[Work to complete]
Records follow. Select each line holding "this".

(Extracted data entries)
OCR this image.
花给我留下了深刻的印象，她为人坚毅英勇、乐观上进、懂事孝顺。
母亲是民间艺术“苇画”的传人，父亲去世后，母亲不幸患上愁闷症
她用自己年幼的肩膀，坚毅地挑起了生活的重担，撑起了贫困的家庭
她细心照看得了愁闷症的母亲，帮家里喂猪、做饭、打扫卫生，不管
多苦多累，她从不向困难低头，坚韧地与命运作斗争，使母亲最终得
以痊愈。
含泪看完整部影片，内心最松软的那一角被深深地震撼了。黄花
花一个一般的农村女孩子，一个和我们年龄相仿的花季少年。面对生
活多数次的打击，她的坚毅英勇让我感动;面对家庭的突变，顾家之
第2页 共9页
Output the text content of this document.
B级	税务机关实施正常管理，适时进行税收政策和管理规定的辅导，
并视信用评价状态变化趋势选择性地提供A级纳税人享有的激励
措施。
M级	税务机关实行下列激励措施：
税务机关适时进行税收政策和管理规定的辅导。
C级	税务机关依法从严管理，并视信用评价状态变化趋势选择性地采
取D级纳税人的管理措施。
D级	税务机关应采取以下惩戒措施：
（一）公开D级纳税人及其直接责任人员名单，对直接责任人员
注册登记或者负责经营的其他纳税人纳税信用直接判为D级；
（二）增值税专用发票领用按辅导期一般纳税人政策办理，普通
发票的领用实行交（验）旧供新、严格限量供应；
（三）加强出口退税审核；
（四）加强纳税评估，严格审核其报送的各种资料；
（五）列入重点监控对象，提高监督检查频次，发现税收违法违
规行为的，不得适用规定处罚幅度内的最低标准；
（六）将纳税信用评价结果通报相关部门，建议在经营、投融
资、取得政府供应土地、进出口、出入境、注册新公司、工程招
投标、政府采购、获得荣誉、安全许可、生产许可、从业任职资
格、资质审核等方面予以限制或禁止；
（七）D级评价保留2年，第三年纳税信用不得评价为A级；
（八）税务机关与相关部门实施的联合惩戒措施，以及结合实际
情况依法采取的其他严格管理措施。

[Solved exercise]
OCR this image.
Output the text content of this document.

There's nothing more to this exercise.